Provided records
•••••
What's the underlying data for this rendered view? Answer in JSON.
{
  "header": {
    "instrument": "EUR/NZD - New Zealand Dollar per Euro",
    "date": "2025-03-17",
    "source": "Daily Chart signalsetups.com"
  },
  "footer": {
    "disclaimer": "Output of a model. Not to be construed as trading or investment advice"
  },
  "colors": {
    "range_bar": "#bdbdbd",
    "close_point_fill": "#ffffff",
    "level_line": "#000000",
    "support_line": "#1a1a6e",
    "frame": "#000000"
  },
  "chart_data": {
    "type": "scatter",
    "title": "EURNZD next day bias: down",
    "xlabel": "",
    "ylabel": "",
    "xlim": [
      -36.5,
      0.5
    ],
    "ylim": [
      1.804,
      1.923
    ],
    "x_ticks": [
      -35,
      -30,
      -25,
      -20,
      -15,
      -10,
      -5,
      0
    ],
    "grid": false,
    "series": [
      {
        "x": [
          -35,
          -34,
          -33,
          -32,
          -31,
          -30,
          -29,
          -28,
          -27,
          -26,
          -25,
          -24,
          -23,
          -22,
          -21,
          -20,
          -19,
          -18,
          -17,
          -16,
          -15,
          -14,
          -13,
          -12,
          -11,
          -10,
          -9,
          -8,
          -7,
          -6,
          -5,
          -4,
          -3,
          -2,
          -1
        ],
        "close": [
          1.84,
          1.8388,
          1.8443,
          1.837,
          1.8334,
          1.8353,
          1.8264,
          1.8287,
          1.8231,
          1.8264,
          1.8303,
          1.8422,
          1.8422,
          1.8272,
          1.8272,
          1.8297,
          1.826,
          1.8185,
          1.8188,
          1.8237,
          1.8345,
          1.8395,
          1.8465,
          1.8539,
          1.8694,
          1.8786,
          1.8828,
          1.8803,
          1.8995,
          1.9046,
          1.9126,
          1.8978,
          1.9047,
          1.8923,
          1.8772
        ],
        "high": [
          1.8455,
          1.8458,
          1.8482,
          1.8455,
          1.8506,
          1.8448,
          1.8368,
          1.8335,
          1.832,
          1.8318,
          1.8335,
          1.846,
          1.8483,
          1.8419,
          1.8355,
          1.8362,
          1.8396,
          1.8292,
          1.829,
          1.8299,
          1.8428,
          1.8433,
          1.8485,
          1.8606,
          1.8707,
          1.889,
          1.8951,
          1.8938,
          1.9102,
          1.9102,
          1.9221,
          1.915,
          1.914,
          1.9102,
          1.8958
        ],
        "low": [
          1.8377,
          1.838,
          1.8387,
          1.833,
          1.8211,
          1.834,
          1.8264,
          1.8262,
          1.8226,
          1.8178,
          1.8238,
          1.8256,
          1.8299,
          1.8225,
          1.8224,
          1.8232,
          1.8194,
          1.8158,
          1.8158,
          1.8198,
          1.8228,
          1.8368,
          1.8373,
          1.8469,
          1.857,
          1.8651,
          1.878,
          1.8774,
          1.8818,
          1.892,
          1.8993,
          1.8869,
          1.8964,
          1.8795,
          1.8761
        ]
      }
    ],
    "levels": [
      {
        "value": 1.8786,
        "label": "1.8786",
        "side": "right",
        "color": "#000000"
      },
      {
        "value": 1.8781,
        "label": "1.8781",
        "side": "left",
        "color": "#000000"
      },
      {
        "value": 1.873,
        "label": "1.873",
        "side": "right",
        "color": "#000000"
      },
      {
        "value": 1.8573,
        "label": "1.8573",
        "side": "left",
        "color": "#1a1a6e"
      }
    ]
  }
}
•••••
Your instructions
Pick out every line above that contains the word "value" and copy it.

Final answer
        "value": 1.8786,
        "value": 1.8781,
        "value": 1.873,
        "value": 1.8573,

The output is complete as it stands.